-- START OF AVAILABLE RECORDS --

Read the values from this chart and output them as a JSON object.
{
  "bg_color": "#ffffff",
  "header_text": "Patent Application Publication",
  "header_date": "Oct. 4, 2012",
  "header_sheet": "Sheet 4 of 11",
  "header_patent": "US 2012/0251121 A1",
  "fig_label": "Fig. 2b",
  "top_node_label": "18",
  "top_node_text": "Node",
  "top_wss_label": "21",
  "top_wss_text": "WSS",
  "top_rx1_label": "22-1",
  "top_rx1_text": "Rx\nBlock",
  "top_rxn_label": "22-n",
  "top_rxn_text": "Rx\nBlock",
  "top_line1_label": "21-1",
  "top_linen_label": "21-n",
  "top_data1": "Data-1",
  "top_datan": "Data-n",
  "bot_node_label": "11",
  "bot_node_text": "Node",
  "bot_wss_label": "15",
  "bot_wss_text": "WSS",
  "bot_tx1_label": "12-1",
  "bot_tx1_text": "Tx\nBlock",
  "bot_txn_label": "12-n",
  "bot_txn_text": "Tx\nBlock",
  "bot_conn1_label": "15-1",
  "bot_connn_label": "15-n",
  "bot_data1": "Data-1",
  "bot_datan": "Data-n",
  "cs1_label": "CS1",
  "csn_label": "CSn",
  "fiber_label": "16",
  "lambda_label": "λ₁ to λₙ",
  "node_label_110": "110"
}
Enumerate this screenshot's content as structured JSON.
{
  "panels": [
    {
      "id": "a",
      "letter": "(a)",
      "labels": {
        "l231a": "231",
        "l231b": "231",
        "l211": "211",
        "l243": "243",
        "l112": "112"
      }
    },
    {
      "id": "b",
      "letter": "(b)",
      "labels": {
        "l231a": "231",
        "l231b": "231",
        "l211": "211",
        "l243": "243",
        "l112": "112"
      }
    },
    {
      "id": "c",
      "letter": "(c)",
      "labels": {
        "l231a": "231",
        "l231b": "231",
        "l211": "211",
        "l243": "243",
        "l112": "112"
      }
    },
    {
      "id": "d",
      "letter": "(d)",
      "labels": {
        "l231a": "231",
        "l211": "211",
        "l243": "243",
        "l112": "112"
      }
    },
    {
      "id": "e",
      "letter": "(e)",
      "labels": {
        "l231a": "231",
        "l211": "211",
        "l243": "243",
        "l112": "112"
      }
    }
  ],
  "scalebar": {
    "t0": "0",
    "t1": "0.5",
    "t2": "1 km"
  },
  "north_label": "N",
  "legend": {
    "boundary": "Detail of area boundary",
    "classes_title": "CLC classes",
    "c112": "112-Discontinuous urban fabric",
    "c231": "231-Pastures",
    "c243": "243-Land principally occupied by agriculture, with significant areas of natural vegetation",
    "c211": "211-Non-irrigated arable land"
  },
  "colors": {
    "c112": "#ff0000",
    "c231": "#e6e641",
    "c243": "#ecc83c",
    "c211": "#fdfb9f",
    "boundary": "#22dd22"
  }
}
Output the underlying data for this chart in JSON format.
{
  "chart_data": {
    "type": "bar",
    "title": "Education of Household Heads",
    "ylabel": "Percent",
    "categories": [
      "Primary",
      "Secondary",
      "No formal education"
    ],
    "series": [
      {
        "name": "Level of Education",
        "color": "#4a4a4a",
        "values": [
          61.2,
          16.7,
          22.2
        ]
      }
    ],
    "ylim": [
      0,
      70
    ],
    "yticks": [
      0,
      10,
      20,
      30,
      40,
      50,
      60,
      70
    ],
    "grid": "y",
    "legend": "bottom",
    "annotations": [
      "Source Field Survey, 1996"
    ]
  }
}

-- END OF AVAILABLE RECORDS --

* [WHAT THIS TASK INVOLVES]
Provide all the records again, word for word.

* [THE SOLUTION]
Read the values from this chart and output them as a JSON object.
{
  "bg_color": "#ffffff",
  "header_text": "Patent Application Publication",
  "header_date": "Oct. 4, 2012",
  "header_sheet": "Sheet 4 of 11",
  "header_patent": "US 2012/0251121 A1",
  "fig_label": "Fig. 2b",
  "top_node_label": "18",
  "top_node_text": "Node",
  "top_wss_label": "21",
  "top_wss_text": "WSS",
  "top_rx1_label": "22-1",
  "top_rx1_text": "Rx\nBlock",
  "top_rxn_label": "22-n",
  "top_rxn_text": "Rx\nBlock",
  "top_line1_label": "21-1",
  "top_linen_label": "21-n",
  "top_data1": "Data-1",
  "top_datan": "Data-n",
  "bot_node_label": "11",
  "bot_node_text": "Node",
  "bot_wss_label": "15",
  "bot_wss_text": "WSS",
  "bot_tx1_label": "12-1",
  "bot_tx1_text": "Tx\nBlock",
  "bot_txn_label": "12-n",
  "bot_txn_text": "Tx\nBlock",
  "bot_conn1_label": "15-1",
  "bot_connn_label": "15-n",
  "bot_data1": "Data-1",
  "bot_datan": "Data-n",
  "cs1_label": "CS1",
  "csn_label": "CSn",
  "fiber_label": "16",
  "lambda_label": "λ₁ to λₙ",
  "node_label_110": "110"
}
Enumerate this screenshot's content as structured JSON.
{
  "panels": [
    {
      "id": "a",
      "letter": "(a)",
      "labels": {
        "l231a": "231",
        "l231b": "231",
        "l211": "211",
        "l243": "243",
        "l112": "112"
      }
    },
    {
      "id": "b",
      "letter": "(b)",
      "labels": {
        "l231a": "231",
        "l231b": "231",
        "l211": "211",
        "l243": "243",
        "l112": "112"
      }
    },
    {
      "id": "c",
      "letter": "(c)",
      "labels": {
        "l231a": "231",
        "l231b": "231",
        "l211": "211",
        "l243": "243",
        "l112": "112"
      }
    },
    {
      "id": "d",
      "letter": "(d)",
      "labels": {
        "l231a": "231",
        "l211": "211",
        "l243": "243",
        "l112": "112"
      }
    },
    {
      "id": "e",
      "letter": "(e)",
      "labels": {
        "l231a": "231",
        "l211": "211",
        "l243": "243",
        "l112": "112"
      }
    }
  ],
  "scalebar": {
    "t0": "0",
    "t1": "0.5",
    "t2": "1 km"
  },
  "north_label": "N",
  "legend": {
    "boundary": "Detail of area boundary",
    "classes_title": "CLC classes",
    "c112": "112-Discontinuous urban fabric",
    "c231": "231-Pastures",
    "c243": "243-Land principally occupied by agriculture, with significant areas of natural vegetation",
    "c211": "211-Non-irrigated arable land"
  },
  "colors": {
    "c112": "#ff0000",
    "c231": "#e6e641",
    "c243": "#ecc83c",
    "c211": "#fdfb9f",
    "boundary": "#22dd22"
  }
}
Output the underlying data for this chart in JSON format.
{
  "chart_data": {
    "type": "bar",
    "title": "Education of Household Heads",
    "ylabel": "Percent",
    "categories": [
      "Primary",
      "Secondary",
      "No formal education"
    ],
    "series": [
      {
        "name": "Level of Education",
        "color": "#4a4a4a",
        "values": [
          61.2,
          16.7,
          22.2
        ]
      }
    ],
    "ylim": [
      0,
      70
    ],
    "yticks": [
      0,
      10,
      20,
      30,
      40,
      50,
      60,
      70
    ],
    "grid": "y",
    "legend": "bottom",
    "annotations": [
      "Source Field Survey, 1996"
    ]
  }
}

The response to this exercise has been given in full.